AIM 1: Could you write out the passage of the mapmaking essay between "Mapmaking 101 –" and "so, just ignore.", inclusive, word for word?

TEXT SHOWN:
^^^^^^^^^^^^^^^^
Mapmaking 101 – Balancing Invasion Scenarios

The other day I wrote an e-mail about balancing invasions that ended up being rather lengthy. So I figured I might as well clean it up, turn it into an essay, and post it here. Probably most of this is common knowledge to you all, but I’d like to think I have at least one or two original thoughts 🙂 . Anyway, I didn’t see another thread on the topic, so I hope it’s ok to start my own. I realize there’s a chance this is wholly redundant and I just didn’t see the other article. If so, just ignore.

Though I don’t think I’ve formally uploaded any here (or anywhere else), I’ve built quite a few maps over the years and have spent uncounted hours balancing and testing them. So I can pretend I at least half know what I’m talking about. All the scenarios I’ve made so far have been for personal use, but maybe if I ever get around to documenting them properly I can share a few 🙂 .

Balancing Invasion Scenarios

When you balance an invasion scenario, you’re trying to avoid two extremes:

  • Allowing the player to easily build such strong defenses that they can wipe out any invasion without breaking a sweat.
^^^^^^^^^^^^^^^^
SUPPLIED RECORDS:
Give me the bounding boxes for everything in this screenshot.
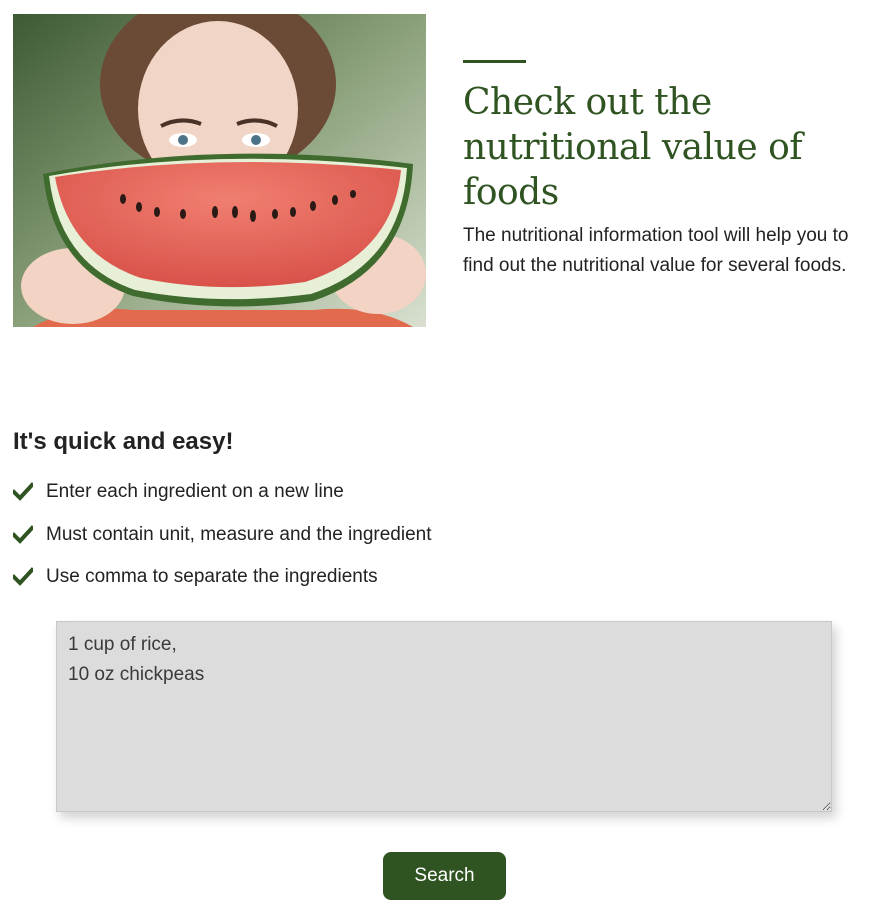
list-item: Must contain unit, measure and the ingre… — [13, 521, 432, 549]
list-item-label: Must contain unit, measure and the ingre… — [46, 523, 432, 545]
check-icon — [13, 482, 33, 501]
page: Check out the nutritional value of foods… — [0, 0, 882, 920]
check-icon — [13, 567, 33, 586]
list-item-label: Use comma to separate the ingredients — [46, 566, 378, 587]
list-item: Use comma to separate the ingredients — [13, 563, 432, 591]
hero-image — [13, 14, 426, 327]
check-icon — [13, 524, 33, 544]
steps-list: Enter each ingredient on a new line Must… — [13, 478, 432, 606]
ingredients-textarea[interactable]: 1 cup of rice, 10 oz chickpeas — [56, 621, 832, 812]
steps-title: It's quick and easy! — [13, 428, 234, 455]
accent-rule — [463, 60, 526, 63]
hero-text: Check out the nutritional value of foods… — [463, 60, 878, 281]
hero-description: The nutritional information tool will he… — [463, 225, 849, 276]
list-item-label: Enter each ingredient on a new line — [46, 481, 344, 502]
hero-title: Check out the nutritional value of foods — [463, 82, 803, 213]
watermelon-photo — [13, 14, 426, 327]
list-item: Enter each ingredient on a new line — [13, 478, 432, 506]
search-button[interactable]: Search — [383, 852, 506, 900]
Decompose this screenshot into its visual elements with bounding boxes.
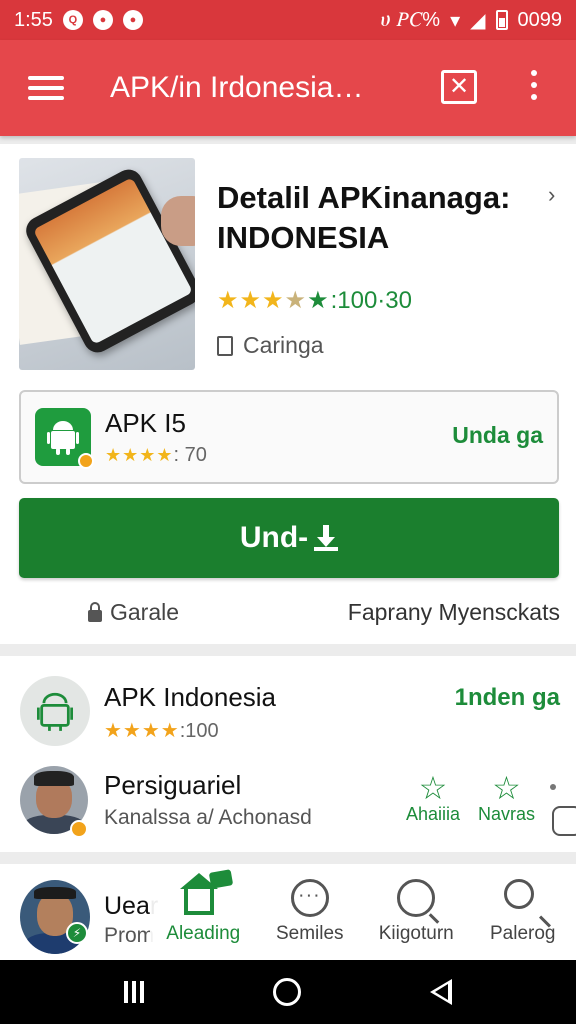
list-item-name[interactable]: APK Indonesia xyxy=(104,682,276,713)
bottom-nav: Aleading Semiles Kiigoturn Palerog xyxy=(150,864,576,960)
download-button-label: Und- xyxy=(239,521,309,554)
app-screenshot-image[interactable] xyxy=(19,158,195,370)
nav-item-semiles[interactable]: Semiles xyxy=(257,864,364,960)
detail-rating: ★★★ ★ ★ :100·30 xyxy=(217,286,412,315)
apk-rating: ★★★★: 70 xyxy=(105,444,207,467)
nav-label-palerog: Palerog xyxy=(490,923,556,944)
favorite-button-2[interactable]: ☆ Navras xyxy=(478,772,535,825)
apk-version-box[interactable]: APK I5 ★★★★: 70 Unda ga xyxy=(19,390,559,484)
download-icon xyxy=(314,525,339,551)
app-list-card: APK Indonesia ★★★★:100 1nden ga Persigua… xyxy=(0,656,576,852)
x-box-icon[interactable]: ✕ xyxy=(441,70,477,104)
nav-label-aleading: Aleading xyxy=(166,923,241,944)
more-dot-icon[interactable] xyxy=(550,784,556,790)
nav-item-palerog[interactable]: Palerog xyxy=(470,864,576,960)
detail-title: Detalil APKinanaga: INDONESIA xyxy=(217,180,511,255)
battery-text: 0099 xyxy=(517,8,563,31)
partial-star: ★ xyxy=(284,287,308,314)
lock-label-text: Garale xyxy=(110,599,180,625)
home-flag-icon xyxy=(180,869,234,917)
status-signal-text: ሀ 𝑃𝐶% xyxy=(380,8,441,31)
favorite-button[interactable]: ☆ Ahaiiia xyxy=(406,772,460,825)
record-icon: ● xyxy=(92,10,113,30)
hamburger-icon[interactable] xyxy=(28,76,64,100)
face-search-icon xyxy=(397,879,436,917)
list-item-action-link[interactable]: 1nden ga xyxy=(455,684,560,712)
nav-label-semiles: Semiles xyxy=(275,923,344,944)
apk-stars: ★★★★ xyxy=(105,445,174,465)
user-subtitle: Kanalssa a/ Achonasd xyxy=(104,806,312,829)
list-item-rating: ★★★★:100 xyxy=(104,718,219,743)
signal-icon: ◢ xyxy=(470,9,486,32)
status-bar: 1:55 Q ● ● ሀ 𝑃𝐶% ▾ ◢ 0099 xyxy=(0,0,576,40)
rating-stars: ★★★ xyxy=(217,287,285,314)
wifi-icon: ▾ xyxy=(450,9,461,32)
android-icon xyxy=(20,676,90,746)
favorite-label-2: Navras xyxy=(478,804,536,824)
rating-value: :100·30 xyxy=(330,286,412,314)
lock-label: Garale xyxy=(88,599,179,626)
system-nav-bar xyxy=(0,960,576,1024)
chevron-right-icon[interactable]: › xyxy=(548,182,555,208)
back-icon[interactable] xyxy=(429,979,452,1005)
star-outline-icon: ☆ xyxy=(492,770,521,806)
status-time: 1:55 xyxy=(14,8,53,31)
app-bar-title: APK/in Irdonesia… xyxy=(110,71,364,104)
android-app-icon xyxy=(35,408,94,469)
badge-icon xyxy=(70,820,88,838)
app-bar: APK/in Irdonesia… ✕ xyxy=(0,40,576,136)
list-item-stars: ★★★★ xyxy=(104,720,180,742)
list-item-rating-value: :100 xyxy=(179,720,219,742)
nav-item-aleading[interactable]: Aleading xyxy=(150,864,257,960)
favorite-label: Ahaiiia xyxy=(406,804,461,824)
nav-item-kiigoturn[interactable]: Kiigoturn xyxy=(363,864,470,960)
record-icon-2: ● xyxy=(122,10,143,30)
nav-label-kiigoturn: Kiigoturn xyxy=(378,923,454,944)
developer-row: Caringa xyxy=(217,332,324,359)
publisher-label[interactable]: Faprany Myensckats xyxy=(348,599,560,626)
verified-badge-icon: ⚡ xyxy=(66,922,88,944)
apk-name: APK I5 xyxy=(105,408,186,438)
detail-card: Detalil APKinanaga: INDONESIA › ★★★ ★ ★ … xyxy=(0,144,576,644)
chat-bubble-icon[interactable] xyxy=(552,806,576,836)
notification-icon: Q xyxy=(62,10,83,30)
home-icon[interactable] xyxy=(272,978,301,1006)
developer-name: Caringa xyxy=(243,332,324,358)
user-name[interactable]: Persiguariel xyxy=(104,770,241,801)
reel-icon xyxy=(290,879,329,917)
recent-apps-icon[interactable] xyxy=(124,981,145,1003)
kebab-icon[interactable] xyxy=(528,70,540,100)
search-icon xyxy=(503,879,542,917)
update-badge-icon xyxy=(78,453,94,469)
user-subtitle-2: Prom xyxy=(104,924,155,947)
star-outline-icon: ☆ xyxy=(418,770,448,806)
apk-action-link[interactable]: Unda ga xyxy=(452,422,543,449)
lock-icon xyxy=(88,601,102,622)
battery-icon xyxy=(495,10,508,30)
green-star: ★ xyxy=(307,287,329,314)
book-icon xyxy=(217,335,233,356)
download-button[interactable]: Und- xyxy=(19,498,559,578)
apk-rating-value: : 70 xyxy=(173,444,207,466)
^^^^^^^^^^^^^^^^
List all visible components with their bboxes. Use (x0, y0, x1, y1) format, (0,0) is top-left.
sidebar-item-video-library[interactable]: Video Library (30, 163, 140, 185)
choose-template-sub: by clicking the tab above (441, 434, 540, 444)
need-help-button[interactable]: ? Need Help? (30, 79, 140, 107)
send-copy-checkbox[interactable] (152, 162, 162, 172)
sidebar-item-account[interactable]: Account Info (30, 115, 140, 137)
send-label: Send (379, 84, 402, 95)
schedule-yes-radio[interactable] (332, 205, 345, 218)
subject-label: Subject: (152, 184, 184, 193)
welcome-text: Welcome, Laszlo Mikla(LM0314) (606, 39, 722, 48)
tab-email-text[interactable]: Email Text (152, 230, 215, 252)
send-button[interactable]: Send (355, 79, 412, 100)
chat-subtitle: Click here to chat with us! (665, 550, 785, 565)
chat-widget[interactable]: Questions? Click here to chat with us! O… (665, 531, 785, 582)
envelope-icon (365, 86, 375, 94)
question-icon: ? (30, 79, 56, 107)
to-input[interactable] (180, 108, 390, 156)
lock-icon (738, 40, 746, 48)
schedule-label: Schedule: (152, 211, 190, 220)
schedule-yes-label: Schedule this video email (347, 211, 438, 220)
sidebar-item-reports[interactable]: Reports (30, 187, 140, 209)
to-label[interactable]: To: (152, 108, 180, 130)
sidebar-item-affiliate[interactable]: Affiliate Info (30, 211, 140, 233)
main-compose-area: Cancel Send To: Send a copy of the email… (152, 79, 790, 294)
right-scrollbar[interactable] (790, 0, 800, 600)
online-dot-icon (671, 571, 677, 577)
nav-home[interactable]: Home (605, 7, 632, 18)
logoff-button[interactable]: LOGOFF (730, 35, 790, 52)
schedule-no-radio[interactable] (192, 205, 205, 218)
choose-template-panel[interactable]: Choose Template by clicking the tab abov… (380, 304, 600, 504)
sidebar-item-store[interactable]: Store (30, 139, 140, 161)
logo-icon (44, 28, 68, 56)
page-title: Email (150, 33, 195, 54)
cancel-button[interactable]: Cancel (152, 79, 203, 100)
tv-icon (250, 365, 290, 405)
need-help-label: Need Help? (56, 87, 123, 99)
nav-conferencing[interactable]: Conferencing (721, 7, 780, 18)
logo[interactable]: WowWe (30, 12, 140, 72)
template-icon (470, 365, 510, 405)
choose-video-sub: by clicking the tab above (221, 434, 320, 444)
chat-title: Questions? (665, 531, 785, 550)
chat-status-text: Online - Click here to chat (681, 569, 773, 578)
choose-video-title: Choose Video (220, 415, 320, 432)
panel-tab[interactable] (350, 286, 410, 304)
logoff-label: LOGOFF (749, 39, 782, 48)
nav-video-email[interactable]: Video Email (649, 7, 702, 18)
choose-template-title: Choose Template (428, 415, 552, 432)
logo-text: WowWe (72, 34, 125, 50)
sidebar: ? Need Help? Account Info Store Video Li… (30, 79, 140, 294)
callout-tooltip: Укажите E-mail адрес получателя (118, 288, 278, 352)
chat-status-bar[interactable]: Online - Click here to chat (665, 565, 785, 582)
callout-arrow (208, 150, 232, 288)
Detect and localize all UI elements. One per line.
^^^^^^^^^^^^^^^^
AIM 2: Could you convert the rows between the lines holding "List all visible" and "send-label: Send (379, 84, 402, 95)", inclusive, into a numbered list, leaving out any blank lines?

EXERCISE RESPONSE 1:
Mapmaking 101 – Balancing Invasion Scenarios

The other day I wrote an e-mail about balancing invasions that ended up being rather lengthy. So I figured I might as well clean it up, turn it into an essay, and post it here. Probably most of this is common knowledge to you all, but I’d like to think I have at least one or two original thoughts 🙂 . Anyway, I didn’t see another thread on the topic, so I hope it’s ok to start my own. I realize there’s a chance this is wholly redundant and I just didn’t see the other article. If so, just ignore.

EXERCISE RESPONSE 2:
1. List all visible components with their bboxes. Use (x0, y0, x1, y1) format, (0,0) is top-left.
2. sidebar-item-video-library[interactable]: Video Library (30, 163, 140, 185)
3. choose-template-sub: by clicking the tab above (441, 434, 540, 444)
4. need-help-button[interactable]: ? Need Help? (30, 79, 140, 107)
5. send-copy-checkbox[interactable] (152, 162, 162, 172)
6. sidebar-item-account[interactable]: Account Info (30, 115, 140, 137)
7. send-label: Send (379, 84, 402, 95)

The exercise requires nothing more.